STATED EXERCISE
Work out how many lines have "name" in them. Give only that number.
BEGIN DATA RECORDS
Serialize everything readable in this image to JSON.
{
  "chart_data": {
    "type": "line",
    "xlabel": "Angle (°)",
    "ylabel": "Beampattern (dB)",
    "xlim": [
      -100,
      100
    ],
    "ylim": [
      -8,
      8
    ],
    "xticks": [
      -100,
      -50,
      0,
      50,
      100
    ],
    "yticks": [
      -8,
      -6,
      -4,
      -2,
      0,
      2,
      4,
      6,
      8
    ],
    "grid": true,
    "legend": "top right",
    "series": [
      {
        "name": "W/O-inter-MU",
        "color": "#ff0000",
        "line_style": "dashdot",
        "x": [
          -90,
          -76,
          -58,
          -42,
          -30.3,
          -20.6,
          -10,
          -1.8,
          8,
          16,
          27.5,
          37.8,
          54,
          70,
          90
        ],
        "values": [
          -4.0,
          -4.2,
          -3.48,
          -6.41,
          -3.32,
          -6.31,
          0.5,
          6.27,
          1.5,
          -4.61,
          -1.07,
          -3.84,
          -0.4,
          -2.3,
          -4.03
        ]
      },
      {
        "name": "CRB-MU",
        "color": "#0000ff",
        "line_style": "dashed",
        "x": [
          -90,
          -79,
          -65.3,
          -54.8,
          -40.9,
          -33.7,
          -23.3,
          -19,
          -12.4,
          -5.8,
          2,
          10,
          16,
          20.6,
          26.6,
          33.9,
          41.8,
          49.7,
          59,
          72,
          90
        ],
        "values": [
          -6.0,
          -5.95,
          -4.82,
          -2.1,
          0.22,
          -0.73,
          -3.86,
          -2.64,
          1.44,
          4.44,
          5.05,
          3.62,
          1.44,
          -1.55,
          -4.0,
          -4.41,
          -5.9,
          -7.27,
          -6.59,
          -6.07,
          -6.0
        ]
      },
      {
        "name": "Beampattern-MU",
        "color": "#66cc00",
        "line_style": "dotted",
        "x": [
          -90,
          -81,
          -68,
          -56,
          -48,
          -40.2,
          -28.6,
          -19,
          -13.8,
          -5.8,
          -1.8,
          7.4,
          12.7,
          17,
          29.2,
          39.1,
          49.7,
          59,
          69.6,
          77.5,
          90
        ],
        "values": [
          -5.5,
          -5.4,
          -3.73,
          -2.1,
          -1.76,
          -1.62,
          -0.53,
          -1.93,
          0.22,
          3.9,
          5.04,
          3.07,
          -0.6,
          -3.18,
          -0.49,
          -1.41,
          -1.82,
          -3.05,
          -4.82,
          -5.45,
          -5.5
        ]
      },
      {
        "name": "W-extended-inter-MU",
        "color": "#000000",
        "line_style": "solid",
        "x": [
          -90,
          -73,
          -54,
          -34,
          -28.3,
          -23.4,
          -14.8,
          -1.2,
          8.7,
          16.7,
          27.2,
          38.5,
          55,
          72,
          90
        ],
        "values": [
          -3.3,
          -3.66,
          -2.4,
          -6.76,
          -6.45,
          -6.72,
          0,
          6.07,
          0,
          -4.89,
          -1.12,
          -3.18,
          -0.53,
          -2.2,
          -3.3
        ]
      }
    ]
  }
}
END DATA RECORDS
RESULT FOR THIS EXERCISE
4